→ Aim of the task
Repeat the listing in full. Nothing may be added or left out.

>>>>

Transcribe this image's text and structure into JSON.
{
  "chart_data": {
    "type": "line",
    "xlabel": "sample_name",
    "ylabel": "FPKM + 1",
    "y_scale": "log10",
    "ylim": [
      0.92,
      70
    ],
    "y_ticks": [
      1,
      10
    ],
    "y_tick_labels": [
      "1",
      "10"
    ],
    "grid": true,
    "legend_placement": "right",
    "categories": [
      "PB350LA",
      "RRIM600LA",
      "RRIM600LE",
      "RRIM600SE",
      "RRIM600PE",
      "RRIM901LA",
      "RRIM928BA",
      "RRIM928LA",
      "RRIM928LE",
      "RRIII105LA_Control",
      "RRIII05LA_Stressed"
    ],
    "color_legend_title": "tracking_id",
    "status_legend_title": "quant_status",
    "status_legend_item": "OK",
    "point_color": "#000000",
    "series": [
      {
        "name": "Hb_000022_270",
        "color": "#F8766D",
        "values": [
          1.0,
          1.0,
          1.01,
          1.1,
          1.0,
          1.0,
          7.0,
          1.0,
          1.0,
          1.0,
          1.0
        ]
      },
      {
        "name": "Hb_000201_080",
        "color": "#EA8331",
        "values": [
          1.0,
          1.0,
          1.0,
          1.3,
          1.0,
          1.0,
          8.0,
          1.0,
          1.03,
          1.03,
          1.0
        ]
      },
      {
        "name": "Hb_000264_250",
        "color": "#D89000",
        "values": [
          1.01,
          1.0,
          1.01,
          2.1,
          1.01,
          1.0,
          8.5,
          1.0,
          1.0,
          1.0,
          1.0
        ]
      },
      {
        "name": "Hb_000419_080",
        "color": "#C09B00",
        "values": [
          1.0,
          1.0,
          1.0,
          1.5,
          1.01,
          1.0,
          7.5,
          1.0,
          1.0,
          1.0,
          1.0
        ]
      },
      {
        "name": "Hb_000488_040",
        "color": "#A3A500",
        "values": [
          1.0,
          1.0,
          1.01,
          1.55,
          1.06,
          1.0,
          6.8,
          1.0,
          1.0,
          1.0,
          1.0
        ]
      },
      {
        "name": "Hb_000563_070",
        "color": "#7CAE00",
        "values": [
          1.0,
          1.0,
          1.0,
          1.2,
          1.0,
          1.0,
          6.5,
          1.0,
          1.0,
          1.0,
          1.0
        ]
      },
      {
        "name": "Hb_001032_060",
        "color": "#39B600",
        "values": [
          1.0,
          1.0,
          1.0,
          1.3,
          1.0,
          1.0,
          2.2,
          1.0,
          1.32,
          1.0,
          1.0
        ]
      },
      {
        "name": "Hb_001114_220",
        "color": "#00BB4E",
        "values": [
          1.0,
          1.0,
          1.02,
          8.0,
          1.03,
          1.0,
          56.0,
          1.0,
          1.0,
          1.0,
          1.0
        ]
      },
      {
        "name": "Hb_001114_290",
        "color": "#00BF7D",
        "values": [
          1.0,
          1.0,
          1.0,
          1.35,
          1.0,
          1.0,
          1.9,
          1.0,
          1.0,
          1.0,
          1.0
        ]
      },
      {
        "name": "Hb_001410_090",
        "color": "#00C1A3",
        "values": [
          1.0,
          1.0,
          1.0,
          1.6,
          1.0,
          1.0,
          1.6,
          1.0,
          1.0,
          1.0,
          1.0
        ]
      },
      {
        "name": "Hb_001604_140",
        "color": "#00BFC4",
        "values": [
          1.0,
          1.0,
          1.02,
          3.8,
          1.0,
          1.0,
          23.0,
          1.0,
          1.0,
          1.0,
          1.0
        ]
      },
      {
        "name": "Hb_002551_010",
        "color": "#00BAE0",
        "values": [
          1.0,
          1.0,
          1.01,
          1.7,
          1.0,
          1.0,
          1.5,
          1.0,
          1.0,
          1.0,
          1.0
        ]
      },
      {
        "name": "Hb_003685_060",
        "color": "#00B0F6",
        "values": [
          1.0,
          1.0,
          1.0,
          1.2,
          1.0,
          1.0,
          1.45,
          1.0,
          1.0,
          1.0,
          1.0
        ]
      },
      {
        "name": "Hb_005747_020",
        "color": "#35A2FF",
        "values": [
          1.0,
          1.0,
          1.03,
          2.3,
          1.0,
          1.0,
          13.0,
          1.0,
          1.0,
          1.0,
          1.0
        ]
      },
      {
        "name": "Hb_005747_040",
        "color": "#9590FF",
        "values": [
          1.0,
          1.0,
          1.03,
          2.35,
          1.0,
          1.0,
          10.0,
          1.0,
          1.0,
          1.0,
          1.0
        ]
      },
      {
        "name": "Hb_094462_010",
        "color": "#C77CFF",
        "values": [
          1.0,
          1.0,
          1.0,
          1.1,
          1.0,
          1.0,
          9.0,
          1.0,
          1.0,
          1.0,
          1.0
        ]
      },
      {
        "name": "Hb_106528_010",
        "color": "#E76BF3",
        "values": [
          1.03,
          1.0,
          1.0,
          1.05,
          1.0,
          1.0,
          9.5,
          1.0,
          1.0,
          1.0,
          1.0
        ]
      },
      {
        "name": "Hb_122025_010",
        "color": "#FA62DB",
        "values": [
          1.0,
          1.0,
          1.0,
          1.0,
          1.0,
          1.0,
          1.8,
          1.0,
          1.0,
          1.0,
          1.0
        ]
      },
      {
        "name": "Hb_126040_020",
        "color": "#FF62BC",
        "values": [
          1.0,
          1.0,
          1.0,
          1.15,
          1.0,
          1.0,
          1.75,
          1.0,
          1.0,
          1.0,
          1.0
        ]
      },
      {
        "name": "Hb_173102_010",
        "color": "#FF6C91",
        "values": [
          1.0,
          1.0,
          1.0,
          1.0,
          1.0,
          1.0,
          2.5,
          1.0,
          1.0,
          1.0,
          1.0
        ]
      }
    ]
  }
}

<<<<

→ Answer
Transcribe this image's text and structure into JSON.
{
  "chart_data": {
    "type": "line",
    "xlabel": "sample_name",
    "ylabel": "FPKM + 1",
    "y_scale": "log10",
    "ylim": [
      0.92,
      70
    ],
    "y_ticks": [
      1,
      10
    ],
    "y_tick_labels": [
      "1",
      "10"
    ],
    "grid": true,
    "legend_placement": "right",
    "categories": [
      "PB350LA",
      "RRIM600LA",
      "RRIM600LE",
      "RRIM600SE",
      "RRIM600PE",
      "RRIM901LA",
      "RRIM928BA",
      "RRIM928LA",
      "RRIM928LE",
      "RRIII105LA_Control",
      "RRIII05LA_Stressed"
    ],
    "color_legend_title": "tracking_id",
    "status_legend_title": "quant_status",
    "status_legend_item": "OK",
    "point_color": "#000000",
    "series": [
      {
        "name": "Hb_000022_270",
        "color": "#F8766D",
        "values": [
          1.0,
          1.0,
          1.01,
          1.1,
          1.0,
          1.0,
          7.0,
          1.0,
          1.0,
          1.0,
          1.0
        ]
      },
      {
        "name": "Hb_000201_080",
        "color": "#EA8331",
        "values": [
          1.0,
          1.0,
          1.0,
          1.3,
          1.0,
          1.0,
          8.0,
          1.0,
          1.03,
          1.03,
          1.0
        ]
      },
      {
        "name": "Hb_000264_250",
        "color": "#D89000",
        "values": [
          1.01,
          1.0,
          1.01,
          2.1,
          1.01,
          1.0,
          8.5,
          1.0,
          1.0,
          1.0,
          1.0
        ]
      },
      {
        "name": "Hb_000419_080",
        "color": "#C09B00",
        "values": [
          1.0,
          1.0,
          1.0,
          1.5,
          1.01,
          1.0,
          7.5,
          1.0,
          1.0,
          1.0,
          1.0
        ]
      },
      {
        "name": "Hb_000488_040",
        "color": "#A3A500",
        "values": [
          1.0,
          1.0,
          1.01,
          1.55,
          1.06,
          1.0,
          6.8,
          1.0,
          1.0,
          1.0,
          1.0
        ]
      },
      {
        "name": "Hb_000563_070",
        "color": "#7CAE00",
        "values": [
          1.0,
          1.0,
          1.0,
          1.2,
          1.0,
          1.0,
          6.5,
          1.0,
          1.0,
          1.0,
          1.0
        ]
      },
      {
        "name": "Hb_001032_060",
        "color": "#39B600",
        "values": [
          1.0,
          1.0,
          1.0,
          1.3,
          1.0,
          1.0,
          2.2,
          1.0,
          1.32,
          1.0,
          1.0
        ]
      },
      {
        "name": "Hb_001114_220",
        "color": "#00BB4E",
        "values": [
          1.0,
          1.0,
          1.02,
          8.0,
          1.03,
          1.0,
          56.0,
          1.0,
          1.0,
          1.0,
          1.0
        ]
      },
      {
        "name": "Hb_001114_290",
        "color": "#00BF7D",
        "values": [
          1.0,
          1.0,
          1.0,
          1.35,
          1.0,
          1.0,
          1.9,
          1.0,
          1.0,
          1.0,
          1.0
        ]
      },
      {
        "name": "Hb_001410_090",
        "color": "#00C1A3",
        "values": [
          1.0,
          1.0,
          1.0,
          1.6,
          1.0,
          1.0,
          1.6,
          1.0,
          1.0,
          1.0,
          1.0
        ]
      },
      {
        "name": "Hb_001604_140",
        "color": "#00BFC4",
        "values": [
          1.0,
          1.0,
          1.02,
          3.8,
          1.0,
          1.0,
          23.0,
          1.0,
          1.0,
          1.0,
          1.0
        ]
      },
      {
        "name": "Hb_002551_010",
        "color": "#00BAE0",
        "values": [
          1.0,
          1.0,
          1.01,
          1.7,
          1.0,
          1.0,
          1.5,
          1.0,
          1.0,
          1.0,
          1.0
        ]
      },
      {
        "name": "Hb_003685_060",
        "color": "#00B0F6",
        "values": [
          1.0,
          1.0,
          1.0,
          1.2,
          1.0,
          1.0,
          1.45,
          1.0,
          1.0,
          1.0,
          1.0
        ]
      },
      {
        "name": "Hb_005747_020",
        "color": "#35A2FF",
        "values": [
          1.0,
          1.0,
          1.03,
          2.3,
          1.0,
          1.0,
          13.0,
          1.0,
          1.0,
          1.0,
          1.0
        ]
      },
      {
        "name": "Hb_005747_040",
        "color": "#9590FF",
        "values": [
          1.0,
          1.0,
          1.03,
          2.35,
          1.0,
          1.0,
          10.0,
          1.0,
          1.0,
          1.0,
          1.0
        ]
      },
      {
        "name": "Hb_094462_010",
        "color": "#C77CFF",
        "values": [
          1.0,
          1.0,
          1.0,
          1.1,
          1.0,
          1.0,
          9.0,
          1.0,
          1.0,
          1.0,
          1.0
        ]
      },
      {
        "name": "Hb_106528_010",
        "color": "#E76BF3",
        "values": [
          1.03,
          1.0,
          1.0,
          1.05,
          1.0,
          1.0,
          9.5,
          1.0,
          1.0,
          1.0,
          1.0
        ]
      },
      {
        "name": "Hb_122025_010",
        "color": "#FA62DB",
        "values": [
          1.0,
          1.0,
          1.0,
          1.0,
          1.0,
          1.0,
          1.8,
          1.0,
          1.0,
          1.0,
          1.0
        ]
      },
      {
        "name": "Hb_126040_020",
        "color": "#FF62BC",
        "values": [
          1.0,
          1.0,
          1.0,
          1.15,
          1.0,
          1.0,
          1.75,
          1.0,
          1.0,
          1.0,
          1.0
        ]
      },
      {
        "name": "Hb_173102_010",
        "color": "#FF6C91",
        "values": [
          1.0,
          1.0,
          1.0,
          1.0,
          1.0,
          1.0,
          2.5,
          1.0,
          1.0,
          1.0,
          1.0
        ]
      }
    ]
  }
}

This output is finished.